WORK TO COMPLETE — All of the lines below are to be transcribed faithfully, with pictures excluded from the copy.

(Items from a dataset)
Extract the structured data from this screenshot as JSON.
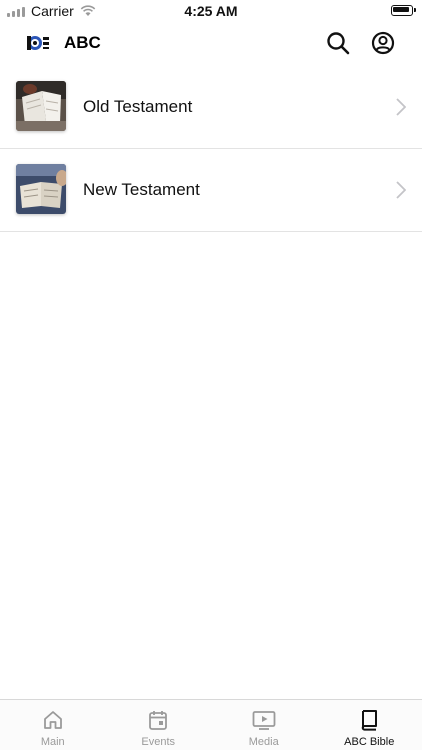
{
  "status_bar": {
    "carrier": "Carrier",
    "time": "4:25 AM"
  },
  "header": {
    "title": "ABC",
    "search_icon": "search-icon",
    "profile_icon": "profile-icon"
  },
  "list": {
    "items": [
      {
        "label": "Old Testament",
        "thumbnail": "open-bible-photo"
      },
      {
        "label": "New Testament",
        "thumbnail": "open-bible-photo"
      }
    ]
  },
  "tabbar": {
    "tabs": [
      {
        "label": "Main",
        "icon": "home-icon",
        "active": false
      },
      {
        "label": "Events",
        "icon": "calendar-icon",
        "active": false
      },
      {
        "label": "Media",
        "icon": "play-icon",
        "active": false
      },
      {
        "label": "ABC Bible",
        "icon": "book-icon",
        "active": true
      }
    ]
  },
  "colors": {
    "active": "#111111",
    "inactive": "#9a9a9a",
    "logo_blue": "#2b56b8"
  }
}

FINAL ANSWER —
Extract the structured data from this screenshot as JSON.
{
  "status_bar": {
    "carrier": "Carrier",
    "time": "4:25 AM"
  },
  "header": {
    "title": "ABC",
    "search_icon": "search-icon",
    "profile_icon": "profile-icon"
  },
  "list": {
    "items": [
      {
        "label": "Old Testament",
        "thumbnail": "open-bible-photo"
      },
      {
        "label": "New Testament",
        "thumbnail": "open-bible-photo"
      }
    ]
  },
  "tabbar": {
    "tabs": [
      {
        "label": "Main",
        "icon": "home-icon",
        "active": false
      },
      {
        "label": "Events",
        "icon": "calendar-icon",
        "active": false
      },
      {
        "label": "Media",
        "icon": "play-icon",
        "active": false
      },
      {
        "label": "ABC Bible",
        "icon": "book-icon",
        "active": true
      }
    ]
  },
  "colors": {
    "active": "#111111",
    "inactive": "#9a9a9a",
    "logo_blue": "#2b56b8"
  }
}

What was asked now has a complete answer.